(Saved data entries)
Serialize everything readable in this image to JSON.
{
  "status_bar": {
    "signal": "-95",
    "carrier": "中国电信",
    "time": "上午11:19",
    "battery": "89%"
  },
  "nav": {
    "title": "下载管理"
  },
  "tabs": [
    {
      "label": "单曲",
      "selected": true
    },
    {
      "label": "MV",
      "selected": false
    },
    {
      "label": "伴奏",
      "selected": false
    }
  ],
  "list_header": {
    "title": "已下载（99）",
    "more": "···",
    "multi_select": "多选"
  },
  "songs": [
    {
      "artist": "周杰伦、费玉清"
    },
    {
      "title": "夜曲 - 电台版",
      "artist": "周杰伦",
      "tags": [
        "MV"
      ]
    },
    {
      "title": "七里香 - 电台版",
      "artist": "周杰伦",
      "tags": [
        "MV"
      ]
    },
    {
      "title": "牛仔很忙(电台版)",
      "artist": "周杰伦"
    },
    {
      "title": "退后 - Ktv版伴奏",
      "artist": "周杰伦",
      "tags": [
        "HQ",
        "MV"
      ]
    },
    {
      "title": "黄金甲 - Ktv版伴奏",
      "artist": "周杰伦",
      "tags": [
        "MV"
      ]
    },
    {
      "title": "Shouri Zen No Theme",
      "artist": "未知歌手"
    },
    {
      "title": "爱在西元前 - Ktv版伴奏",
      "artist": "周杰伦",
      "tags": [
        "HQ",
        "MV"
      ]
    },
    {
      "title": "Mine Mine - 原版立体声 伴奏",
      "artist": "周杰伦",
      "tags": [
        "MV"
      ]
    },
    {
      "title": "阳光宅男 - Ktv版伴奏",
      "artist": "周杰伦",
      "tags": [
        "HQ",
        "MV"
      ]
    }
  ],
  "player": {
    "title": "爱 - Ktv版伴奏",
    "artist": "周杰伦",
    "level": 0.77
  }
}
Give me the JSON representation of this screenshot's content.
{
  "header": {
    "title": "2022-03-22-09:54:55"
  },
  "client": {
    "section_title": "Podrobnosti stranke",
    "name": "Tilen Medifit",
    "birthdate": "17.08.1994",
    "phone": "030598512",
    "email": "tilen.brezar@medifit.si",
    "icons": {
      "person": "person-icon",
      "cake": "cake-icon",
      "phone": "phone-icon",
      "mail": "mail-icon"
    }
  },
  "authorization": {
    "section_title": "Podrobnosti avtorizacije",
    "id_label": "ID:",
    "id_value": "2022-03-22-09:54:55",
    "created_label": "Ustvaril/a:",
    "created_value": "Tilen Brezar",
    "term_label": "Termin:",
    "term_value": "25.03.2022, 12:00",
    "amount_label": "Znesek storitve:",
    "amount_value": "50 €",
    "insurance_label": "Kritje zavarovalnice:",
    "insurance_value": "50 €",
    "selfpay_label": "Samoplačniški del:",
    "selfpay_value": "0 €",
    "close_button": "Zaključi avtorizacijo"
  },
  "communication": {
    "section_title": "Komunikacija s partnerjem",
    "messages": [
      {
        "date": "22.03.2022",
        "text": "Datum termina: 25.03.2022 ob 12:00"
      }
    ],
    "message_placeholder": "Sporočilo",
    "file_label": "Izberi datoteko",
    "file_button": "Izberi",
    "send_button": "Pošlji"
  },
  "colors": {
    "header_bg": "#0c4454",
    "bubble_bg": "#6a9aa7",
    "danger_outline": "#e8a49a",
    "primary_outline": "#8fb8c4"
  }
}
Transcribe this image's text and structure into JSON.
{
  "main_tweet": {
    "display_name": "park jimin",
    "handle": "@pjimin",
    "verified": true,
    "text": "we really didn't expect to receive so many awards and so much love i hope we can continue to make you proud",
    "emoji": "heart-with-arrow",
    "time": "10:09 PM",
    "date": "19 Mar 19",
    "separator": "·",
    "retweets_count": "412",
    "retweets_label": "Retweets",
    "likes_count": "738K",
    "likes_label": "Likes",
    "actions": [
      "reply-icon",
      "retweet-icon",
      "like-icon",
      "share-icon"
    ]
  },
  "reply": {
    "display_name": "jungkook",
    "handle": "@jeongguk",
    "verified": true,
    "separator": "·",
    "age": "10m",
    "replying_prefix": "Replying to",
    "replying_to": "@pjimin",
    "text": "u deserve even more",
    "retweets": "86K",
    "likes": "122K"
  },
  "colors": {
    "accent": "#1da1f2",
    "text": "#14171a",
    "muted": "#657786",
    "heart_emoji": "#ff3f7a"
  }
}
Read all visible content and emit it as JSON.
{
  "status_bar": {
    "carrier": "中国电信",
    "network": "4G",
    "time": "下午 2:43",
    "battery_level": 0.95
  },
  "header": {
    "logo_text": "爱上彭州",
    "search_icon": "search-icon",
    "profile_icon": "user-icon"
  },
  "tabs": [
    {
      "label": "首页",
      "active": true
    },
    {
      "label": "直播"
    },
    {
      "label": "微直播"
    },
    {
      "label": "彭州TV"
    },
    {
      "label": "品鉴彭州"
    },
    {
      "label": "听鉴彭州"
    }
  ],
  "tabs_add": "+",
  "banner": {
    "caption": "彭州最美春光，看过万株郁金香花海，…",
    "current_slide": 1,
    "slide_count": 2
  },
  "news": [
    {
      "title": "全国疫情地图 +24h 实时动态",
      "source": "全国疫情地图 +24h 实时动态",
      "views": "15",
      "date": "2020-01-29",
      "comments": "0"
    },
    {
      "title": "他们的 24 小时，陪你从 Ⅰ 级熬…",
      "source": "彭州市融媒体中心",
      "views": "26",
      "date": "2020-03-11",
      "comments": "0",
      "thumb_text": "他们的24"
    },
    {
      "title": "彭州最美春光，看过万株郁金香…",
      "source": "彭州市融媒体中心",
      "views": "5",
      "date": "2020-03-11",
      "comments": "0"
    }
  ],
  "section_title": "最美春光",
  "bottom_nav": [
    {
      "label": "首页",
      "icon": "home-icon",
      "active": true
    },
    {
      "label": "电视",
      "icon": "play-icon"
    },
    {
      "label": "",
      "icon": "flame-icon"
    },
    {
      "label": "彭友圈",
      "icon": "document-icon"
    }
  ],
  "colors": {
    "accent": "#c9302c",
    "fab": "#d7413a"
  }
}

* [AIM] Using the data above, reproduce every line exactly.

* [TASK RESULT]
Serialize everything readable in this image to JSON.
{
  "status_bar": {
    "signal": "-95",
    "carrier": "中国电信",
    "time": "上午11:19",
    "battery": "89%"
  },
  "nav": {
    "title": "下载管理"
  },
  "tabs": [
    {
      "label": "单曲",
      "selected": true
    },
    {
      "label": "MV",
      "selected": false
    },
    {
      "label": "伴奏",
      "selected": false
    }
  ],
  "list_header": {
    "title": "已下载（99）",
    "more": "···",
    "multi_select": "多选"
  },
  "songs": [
    {
      "artist": "周杰伦、费玉清"
    },
    {
      "title": "夜曲 - 电台版",
      "artist": "周杰伦",
      "tags": [
        "MV"
      ]
    },
    {
      "title": "七里香 - 电台版",
      "artist": "周杰伦",
      "tags": [
        "MV"
      ]
    },
    {
      "title": "牛仔很忙(电台版)",
      "artist": "周杰伦"
    },
    {
      "title": "退后 - Ktv版伴奏",
      "artist": "周杰伦",
      "tags": [
        "HQ",
        "MV"
      ]
    },
    {
      "title": "黄金甲 - Ktv版伴奏",
      "artist": "周杰伦",
      "tags": [
        "MV"
      ]
    },
    {
      "title": "Shouri Zen No Theme",
      "artist": "未知歌手"
    },
    {
      "title": "爱在西元前 - Ktv版伴奏",
      "artist": "周杰伦",
      "tags": [
        "HQ",
        "MV"
      ]
    },
    {
      "title": "Mine Mine - 原版立体声 伴奏",
      "artist": "周杰伦",
      "tags": [
        "MV"
      ]
    },
    {
      "title": "阳光宅男 - Ktv版伴奏",
      "artist": "周杰伦",
      "tags": [
        "HQ",
        "MV"
      ]
    }
  ],
  "player": {
    "title": "爱 - Ktv版伴奏",
    "artist": "周杰伦",
    "level": 0.77
  }
}
Give me the JSON representation of this screenshot's content.
{
  "header": {
    "title": "2022-03-22-09:54:55"
  },
  "client": {
    "section_title": "Podrobnosti stranke",
    "name": "Tilen Medifit",
    "birthdate": "17.08.1994",
    "phone": "030598512",
    "email": "tilen.brezar@medifit.si",
    "icons": {
      "person": "person-icon",
      "cake": "cake-icon",
      "phone": "phone-icon",
      "mail": "mail-icon"
    }
  },
  "authorization": {
    "section_title": "Podrobnosti avtorizacije",
    "id_label": "ID:",
    "id_value": "2022-03-22-09:54:55",
    "created_label": "Ustvaril/a:",
    "created_value": "Tilen Brezar",
    "term_label": "Termin:",
    "term_value": "25.03.2022, 12:00",
    "amount_label": "Znesek storitve:",
    "amount_value": "50 €",
    "insurance_label": "Kritje zavarovalnice:",
    "insurance_value": "50 €",
    "selfpay_label": "Samoplačniški del:",
    "selfpay_value": "0 €",
    "close_button": "Zaključi avtorizacijo"
  },
  "communication": {
    "section_title": "Komunikacija s partnerjem",
    "messages": [
      {
        "date": "22.03.2022",
        "text": "Datum termina: 25.03.2022 ob 12:00"
      }
    ],
    "message_placeholder": "Sporočilo",
    "file_label": "Izberi datoteko",
    "file_button": "Izberi",
    "send_button": "Pošlji"
  },
  "colors": {
    "header_bg": "#0c4454",
    "bubble_bg": "#6a9aa7",
    "danger_outline": "#e8a49a",
    "primary_outline": "#8fb8c4"
  }
}
Transcribe this image's text and structure into JSON.
{
  "main_tweet": {
    "display_name": "park jimin",
    "handle": "@pjimin",
    "verified": true,
    "text": "we really didn't expect to receive so many awards and so much love i hope we can continue to make you proud",
    "emoji": "heart-with-arrow",
    "time": "10:09 PM",
    "date": "19 Mar 19",
    "separator": "·",
    "retweets_count": "412",
    "retweets_label": "Retweets",
    "likes_count": "738K",
    "likes_label": "Likes",
    "actions": [
      "reply-icon",
      "retweet-icon",
      "like-icon",
      "share-icon"
    ]
  },
  "reply": {
    "display_name": "jungkook",
    "handle": "@jeongguk",
    "verified": true,
    "separator": "·",
    "age": "10m",
    "replying_prefix": "Replying to",
    "replying_to": "@pjimin",
    "text": "u deserve even more",
    "retweets": "86K",
    "likes": "122K"
  },
  "colors": {
    "accent": "#1da1f2",
    "text": "#14171a",
    "muted": "#657786",
    "heart_emoji": "#ff3f7a"
  }
}
Read all visible content and emit it as JSON.
{
  "status_bar": {
    "carrier": "中国电信",
    "network": "4G",
    "time": "下午 2:43",
    "battery_level": 0.95
  },
  "header": {
    "logo_text": "爱上彭州",
    "search_icon": "search-icon",
    "profile_icon": "user-icon"
  },
  "tabs": [
    {
      "label": "首页",
      "active": true
    },
    {
      "label": "直播"
    },
    {
      "label": "微直播"
    },
    {
      "label": "彭州TV"
    },
    {
      "label": "品鉴彭州"
    },
    {
      "label": "听鉴彭州"
    }
  ],
  "tabs_add": "+",
  "banner": {
    "caption": "彭州最美春光，看过万株郁金香花海，…",
    "current_slide": 1,
    "slide_count": 2
  },
  "news": [
    {
      "title": "全国疫情地图 +24h 实时动态",
      "source": "全国疫情地图 +24h 实时动态",
      "views": "15",
      "date": "2020-01-29",
      "comments": "0"
    },
    {
      "title": "他们的 24 小时，陪你从 Ⅰ 级熬…",
      "source": "彭州市融媒体中心",
      "views": "26",
      "date": "2020-03-11",
      "comments": "0",
      "thumb_text": "他们的24"
    },
    {
      "title": "彭州最美春光，看过万株郁金香…",
      "source": "彭州市融媒体中心",
      "views": "5",
      "date": "2020-03-11",
      "comments": "0"
    }
  ],
  "section_title": "最美春光",
  "bottom_nav": [
    {
      "label": "首页",
      "icon": "home-icon",
      "active": true
    },
    {
      "label": "电视",
      "icon": "play-icon"
    },
    {
      "label": "",
      "icon": "flame-icon"
    },
    {
      "label": "彭友圈",
      "icon": "document-icon"
    }
  ],
  "colors": {
    "accent": "#c9302c",
    "fab": "#d7413a"
  }
}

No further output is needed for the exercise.